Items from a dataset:

* * * * * * *

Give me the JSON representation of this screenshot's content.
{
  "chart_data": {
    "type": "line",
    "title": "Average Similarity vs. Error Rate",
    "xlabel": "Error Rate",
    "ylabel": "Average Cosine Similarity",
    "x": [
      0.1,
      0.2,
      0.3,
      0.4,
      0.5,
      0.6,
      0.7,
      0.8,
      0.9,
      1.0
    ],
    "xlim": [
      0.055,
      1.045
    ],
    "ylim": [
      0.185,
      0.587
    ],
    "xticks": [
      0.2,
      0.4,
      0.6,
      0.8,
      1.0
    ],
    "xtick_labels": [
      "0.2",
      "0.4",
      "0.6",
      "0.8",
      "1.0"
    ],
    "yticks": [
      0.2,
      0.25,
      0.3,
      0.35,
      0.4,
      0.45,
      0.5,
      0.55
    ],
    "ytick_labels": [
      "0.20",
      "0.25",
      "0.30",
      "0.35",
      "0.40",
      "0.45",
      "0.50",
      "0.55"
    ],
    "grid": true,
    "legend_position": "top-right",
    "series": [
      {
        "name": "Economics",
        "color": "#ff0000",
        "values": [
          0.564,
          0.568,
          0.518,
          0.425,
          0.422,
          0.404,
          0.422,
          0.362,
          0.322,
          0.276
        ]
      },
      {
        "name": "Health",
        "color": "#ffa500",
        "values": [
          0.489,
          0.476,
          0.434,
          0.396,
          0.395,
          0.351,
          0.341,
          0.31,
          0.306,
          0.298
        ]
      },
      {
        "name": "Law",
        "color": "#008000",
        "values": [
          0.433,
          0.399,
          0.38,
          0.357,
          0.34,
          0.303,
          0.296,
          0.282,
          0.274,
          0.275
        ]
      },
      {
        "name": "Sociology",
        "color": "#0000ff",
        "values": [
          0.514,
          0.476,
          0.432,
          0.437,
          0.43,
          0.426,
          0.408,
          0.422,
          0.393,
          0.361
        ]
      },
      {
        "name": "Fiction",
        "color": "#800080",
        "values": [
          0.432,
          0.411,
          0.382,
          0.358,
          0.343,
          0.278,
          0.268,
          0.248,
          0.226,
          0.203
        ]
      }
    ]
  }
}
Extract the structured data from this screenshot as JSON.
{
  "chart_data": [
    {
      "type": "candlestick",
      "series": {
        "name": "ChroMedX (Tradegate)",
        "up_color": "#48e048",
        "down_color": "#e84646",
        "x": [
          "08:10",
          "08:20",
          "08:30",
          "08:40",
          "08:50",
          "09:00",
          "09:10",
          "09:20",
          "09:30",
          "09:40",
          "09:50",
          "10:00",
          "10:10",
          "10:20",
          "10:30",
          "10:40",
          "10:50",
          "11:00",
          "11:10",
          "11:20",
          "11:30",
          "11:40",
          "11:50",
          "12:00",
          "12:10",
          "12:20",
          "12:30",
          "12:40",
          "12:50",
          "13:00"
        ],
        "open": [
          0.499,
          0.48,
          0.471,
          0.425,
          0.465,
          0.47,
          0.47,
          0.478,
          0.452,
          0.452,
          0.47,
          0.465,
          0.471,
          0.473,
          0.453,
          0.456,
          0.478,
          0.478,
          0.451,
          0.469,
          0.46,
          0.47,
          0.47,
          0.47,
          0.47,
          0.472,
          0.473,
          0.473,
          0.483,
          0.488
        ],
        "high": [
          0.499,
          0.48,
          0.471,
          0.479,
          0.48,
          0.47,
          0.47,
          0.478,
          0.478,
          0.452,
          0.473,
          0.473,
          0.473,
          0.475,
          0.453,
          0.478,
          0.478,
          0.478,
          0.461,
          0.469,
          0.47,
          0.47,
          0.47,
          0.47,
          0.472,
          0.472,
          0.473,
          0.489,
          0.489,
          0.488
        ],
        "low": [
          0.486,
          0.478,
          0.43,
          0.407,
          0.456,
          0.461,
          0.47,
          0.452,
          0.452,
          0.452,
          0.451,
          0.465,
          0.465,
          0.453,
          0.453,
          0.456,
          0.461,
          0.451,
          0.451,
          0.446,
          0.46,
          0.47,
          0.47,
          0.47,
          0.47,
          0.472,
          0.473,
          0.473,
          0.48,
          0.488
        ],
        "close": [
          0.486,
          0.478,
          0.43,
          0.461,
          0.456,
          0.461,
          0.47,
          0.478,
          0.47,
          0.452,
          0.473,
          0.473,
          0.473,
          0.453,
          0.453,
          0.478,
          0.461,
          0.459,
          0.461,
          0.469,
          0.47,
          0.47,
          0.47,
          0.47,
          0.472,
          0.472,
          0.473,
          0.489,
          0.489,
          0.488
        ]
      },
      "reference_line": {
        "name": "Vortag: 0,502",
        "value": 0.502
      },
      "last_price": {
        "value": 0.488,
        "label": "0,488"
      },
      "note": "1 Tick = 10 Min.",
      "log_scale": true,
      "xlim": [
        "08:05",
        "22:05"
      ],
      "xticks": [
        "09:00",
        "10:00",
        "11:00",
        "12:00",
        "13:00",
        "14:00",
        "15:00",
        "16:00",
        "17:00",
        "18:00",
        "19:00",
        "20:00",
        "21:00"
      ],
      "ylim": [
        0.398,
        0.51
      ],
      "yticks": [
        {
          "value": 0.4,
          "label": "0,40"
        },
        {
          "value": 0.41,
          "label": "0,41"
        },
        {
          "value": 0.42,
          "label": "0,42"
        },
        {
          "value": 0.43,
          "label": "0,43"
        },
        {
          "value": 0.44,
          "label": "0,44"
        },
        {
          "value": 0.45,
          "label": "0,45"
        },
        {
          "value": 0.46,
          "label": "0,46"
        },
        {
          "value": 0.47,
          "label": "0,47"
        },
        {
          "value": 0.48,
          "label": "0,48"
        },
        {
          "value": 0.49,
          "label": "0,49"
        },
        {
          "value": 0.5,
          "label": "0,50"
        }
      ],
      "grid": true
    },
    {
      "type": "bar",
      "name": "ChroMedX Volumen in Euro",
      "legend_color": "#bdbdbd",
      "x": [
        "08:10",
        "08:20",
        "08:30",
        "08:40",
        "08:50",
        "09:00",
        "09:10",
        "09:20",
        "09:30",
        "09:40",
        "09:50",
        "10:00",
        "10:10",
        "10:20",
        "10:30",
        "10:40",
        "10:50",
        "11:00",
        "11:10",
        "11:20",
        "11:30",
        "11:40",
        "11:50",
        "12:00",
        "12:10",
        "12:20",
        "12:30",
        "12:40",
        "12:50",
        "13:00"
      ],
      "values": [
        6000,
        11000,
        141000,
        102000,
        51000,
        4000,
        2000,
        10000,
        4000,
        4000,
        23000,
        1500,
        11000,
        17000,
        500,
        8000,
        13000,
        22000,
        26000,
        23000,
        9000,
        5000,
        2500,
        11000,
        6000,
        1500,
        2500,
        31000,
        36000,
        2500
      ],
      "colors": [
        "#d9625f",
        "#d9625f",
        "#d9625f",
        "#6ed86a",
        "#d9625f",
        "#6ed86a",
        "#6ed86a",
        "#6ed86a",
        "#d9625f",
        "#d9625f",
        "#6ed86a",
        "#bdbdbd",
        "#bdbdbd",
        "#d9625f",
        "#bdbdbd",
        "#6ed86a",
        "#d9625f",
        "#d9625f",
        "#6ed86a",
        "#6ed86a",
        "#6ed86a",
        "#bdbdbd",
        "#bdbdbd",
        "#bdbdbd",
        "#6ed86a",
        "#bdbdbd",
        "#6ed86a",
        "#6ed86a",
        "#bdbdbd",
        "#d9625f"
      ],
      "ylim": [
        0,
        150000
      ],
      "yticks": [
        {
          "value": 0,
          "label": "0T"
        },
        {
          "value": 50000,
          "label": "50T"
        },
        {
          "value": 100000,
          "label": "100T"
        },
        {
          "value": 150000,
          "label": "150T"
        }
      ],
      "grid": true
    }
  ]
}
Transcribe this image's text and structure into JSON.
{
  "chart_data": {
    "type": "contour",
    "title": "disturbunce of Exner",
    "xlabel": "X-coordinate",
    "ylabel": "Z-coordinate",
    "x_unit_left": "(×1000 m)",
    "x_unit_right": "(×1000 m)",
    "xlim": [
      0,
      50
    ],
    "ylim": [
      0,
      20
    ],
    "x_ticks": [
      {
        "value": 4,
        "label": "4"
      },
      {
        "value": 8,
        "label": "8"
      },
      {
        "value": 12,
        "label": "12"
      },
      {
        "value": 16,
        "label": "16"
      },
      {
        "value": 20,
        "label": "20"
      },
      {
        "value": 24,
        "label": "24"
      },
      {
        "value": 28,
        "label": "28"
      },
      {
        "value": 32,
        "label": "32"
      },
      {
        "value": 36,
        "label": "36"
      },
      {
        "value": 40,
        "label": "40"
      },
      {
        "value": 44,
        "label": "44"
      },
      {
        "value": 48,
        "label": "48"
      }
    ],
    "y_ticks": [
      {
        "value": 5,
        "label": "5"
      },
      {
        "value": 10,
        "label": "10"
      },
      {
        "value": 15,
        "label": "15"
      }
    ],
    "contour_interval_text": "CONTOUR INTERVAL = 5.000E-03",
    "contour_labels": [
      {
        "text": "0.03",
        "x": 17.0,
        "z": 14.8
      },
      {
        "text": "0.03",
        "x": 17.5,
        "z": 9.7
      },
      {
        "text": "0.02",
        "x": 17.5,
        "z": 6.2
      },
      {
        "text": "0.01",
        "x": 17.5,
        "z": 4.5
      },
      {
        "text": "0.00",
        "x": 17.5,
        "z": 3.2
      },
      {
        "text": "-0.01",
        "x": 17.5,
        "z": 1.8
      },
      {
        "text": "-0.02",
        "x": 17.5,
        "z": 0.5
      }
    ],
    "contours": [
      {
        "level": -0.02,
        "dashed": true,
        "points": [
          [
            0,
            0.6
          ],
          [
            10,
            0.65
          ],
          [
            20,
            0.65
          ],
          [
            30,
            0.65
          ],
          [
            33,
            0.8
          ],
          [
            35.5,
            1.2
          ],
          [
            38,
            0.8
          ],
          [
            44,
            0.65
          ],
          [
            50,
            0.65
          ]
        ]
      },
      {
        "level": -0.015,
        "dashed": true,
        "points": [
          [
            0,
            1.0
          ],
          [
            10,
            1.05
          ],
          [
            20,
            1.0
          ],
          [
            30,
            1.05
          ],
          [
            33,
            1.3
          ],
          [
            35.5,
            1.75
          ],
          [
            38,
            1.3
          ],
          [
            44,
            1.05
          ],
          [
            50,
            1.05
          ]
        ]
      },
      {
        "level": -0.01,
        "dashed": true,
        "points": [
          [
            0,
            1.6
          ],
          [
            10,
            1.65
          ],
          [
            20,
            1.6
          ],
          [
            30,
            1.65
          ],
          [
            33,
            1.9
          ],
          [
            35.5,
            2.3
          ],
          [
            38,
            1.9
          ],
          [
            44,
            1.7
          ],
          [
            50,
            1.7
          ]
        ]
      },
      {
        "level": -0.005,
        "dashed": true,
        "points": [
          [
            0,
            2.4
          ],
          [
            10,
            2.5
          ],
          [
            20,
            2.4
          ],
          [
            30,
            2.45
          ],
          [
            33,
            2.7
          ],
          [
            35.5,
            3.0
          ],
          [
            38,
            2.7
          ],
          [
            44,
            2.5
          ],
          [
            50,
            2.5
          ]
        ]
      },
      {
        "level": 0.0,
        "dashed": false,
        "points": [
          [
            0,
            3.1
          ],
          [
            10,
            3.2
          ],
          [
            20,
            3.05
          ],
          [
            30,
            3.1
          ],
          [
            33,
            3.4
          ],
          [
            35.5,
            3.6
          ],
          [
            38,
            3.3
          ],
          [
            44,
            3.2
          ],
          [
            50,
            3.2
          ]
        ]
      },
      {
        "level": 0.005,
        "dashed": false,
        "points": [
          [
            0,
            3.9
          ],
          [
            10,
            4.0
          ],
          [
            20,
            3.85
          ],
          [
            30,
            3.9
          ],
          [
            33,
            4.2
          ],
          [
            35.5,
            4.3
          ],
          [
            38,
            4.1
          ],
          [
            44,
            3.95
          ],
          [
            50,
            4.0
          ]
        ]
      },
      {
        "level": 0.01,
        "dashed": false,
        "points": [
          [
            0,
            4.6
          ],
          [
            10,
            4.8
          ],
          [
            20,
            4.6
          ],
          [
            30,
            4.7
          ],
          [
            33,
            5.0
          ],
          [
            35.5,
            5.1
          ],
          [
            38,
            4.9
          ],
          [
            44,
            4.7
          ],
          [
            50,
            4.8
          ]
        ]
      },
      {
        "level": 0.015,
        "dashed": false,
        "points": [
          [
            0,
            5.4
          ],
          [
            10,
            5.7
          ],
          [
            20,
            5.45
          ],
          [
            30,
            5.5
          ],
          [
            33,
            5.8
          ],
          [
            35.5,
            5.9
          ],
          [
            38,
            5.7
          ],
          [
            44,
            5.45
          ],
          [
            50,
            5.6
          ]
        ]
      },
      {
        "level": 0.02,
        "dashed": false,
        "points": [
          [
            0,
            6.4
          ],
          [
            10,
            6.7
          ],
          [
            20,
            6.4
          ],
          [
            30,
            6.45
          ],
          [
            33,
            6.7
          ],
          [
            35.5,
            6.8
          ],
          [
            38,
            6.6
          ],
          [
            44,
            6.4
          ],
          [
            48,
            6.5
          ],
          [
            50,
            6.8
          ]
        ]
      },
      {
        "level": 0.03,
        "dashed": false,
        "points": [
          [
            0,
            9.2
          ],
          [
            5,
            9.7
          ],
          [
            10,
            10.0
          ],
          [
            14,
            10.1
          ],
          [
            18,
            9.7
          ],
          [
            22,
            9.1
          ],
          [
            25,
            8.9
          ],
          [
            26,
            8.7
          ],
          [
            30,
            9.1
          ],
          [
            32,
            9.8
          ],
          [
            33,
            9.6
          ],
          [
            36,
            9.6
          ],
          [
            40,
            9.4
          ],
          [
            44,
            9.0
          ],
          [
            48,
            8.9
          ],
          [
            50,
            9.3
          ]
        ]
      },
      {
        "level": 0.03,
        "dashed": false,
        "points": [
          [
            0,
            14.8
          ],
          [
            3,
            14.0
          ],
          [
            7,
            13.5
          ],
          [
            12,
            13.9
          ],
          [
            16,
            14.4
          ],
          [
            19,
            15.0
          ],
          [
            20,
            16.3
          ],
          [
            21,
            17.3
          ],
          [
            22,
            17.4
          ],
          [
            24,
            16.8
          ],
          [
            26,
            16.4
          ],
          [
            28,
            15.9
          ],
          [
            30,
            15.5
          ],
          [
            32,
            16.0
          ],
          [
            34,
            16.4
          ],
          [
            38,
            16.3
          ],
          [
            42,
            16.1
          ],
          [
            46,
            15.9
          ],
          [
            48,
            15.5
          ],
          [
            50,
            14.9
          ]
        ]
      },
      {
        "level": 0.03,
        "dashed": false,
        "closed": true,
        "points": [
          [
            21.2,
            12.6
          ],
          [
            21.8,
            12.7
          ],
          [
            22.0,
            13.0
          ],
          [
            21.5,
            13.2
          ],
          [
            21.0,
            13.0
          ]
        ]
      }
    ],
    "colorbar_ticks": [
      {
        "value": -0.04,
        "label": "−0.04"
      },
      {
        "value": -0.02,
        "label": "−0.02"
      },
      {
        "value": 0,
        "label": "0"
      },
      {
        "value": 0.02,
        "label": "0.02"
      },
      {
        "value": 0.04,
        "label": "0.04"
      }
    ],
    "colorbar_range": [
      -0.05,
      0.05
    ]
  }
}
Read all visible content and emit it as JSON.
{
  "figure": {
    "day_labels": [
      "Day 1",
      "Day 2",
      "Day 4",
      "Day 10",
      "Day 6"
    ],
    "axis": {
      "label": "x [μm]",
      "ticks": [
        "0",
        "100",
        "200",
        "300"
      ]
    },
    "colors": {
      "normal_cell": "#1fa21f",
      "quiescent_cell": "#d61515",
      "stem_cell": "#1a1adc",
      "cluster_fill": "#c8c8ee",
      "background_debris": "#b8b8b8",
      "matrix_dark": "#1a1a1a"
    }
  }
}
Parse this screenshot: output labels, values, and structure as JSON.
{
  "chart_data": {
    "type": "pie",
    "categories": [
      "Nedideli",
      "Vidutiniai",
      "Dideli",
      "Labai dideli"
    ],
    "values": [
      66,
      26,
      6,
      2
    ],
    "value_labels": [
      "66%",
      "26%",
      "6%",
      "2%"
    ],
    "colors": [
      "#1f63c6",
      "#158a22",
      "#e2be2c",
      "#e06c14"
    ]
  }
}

* * * * * * *

What the task requires – Repeat exactly, and only, the lines from the one containing "Parse this screenshot: output" through the end of the material.

In response –
Parse this screenshot: output labels, values, and structure as JSON.
{
  "chart_data": {
    "type": "pie",
    "categories": [
      "Nedideli",
      "Vidutiniai",
      "Dideli",
      "Labai dideli"
    ],
    "values": [
      66,
      26,
      6,
      2
    ],
    "value_labels": [
      "66%",
      "26%",
      "6%",
      "2%"
    ],
    "colors": [
      "#1f63c6",
      "#158a22",
      "#e2be2c",
      "#e06c14"
    ]
  }
}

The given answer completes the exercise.